Figure collection entries
_ _ _ _ _

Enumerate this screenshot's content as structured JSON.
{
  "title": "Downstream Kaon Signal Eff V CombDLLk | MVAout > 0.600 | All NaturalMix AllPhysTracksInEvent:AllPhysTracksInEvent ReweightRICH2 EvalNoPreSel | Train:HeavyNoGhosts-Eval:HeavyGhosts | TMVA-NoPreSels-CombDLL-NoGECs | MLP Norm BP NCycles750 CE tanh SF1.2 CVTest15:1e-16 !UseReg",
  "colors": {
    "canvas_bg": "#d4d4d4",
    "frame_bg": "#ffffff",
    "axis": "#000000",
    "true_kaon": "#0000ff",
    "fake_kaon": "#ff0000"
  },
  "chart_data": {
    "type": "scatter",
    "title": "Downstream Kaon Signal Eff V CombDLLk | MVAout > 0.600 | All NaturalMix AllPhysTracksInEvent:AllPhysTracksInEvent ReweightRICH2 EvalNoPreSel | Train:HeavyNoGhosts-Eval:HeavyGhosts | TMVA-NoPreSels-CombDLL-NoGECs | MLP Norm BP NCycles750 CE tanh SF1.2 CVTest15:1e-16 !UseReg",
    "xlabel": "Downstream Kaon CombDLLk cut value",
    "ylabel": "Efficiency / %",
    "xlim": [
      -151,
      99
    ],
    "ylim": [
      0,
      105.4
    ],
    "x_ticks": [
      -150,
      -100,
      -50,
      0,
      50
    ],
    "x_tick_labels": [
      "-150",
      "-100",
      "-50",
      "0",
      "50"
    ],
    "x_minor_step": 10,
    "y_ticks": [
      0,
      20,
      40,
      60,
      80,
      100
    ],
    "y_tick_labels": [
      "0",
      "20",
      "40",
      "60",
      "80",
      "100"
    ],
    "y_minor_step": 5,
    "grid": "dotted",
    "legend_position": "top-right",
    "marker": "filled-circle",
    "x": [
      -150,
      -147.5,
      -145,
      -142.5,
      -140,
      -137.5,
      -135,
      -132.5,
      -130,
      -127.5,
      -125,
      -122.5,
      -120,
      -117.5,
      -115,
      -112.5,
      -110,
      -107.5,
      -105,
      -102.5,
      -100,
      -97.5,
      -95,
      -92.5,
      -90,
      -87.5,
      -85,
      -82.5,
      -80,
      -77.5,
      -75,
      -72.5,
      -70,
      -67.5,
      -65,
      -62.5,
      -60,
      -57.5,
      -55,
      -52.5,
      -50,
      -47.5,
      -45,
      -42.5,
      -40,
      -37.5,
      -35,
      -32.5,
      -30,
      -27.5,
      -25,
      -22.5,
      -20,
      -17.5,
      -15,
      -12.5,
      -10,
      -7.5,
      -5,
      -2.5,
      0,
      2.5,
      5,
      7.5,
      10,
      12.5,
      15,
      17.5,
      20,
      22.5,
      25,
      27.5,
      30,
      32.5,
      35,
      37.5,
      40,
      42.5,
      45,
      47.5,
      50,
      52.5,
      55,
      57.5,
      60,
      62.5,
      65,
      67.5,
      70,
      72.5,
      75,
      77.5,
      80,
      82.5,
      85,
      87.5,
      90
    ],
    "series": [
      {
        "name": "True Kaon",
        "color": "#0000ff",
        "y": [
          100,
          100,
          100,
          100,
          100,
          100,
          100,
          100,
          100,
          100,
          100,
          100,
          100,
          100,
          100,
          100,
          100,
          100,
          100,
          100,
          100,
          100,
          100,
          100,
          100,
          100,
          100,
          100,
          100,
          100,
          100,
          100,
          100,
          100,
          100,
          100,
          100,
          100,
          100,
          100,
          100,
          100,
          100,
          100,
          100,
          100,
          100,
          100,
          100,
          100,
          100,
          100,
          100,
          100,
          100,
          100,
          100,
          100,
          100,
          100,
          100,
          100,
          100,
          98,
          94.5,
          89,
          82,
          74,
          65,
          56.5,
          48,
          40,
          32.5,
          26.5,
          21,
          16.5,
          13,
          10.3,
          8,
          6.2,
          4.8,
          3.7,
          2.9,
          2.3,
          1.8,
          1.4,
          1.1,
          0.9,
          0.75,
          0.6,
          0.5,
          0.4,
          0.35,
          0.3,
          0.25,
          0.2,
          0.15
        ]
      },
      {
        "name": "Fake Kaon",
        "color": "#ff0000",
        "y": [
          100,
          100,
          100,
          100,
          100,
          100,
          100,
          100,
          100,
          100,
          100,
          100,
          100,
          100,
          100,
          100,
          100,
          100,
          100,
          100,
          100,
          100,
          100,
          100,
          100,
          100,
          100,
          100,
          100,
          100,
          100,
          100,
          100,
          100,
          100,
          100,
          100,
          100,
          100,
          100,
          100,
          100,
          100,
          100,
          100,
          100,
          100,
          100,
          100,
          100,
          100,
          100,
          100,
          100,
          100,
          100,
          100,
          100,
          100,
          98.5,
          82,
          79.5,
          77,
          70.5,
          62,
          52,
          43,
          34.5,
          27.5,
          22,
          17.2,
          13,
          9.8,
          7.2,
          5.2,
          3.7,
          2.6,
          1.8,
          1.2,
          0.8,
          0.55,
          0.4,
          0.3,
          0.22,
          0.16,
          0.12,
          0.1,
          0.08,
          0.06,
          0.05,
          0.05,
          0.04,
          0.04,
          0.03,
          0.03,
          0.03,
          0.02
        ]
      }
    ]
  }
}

_ _ _ _ _

§ **OBJECTIVE**:
Pick out the lines that have the word "CombDLLk". Copy them all.

§ **PROBLEM SOLUTION**:
  "title": "Downstream Kaon Signal Eff V CombDLLk | MVAout > 0.600 | All NaturalMix AllPhysTracksInEvent:AllPhysTracksInEvent ReweightRICH2 EvalNoPreSel | Train:HeavyNoGhosts-Eval:HeavyGhosts | TMVA-NoPreSels-CombDLL-NoGECs | MLP Norm BP NCycles750 CE tanh SF1.2 CVTest15:1e-16 !UseReg",
    "title": "Downstream Kaon Signal Eff V CombDLLk | MVAout > 0.600 | All NaturalMix AllPhysTracksInEvent:AllPhysTracksInEvent ReweightRICH2 EvalNoPreSel | Train:HeavyNoGhosts-Eval:HeavyGhosts | TMVA-NoPreSels-CombDLL-NoGECs | MLP Norm BP NCycles750 CE tanh SF1.2 CVTest15:1e-16 !UseReg",
    "xlabel": "Downstream Kaon CombDLLk cut value",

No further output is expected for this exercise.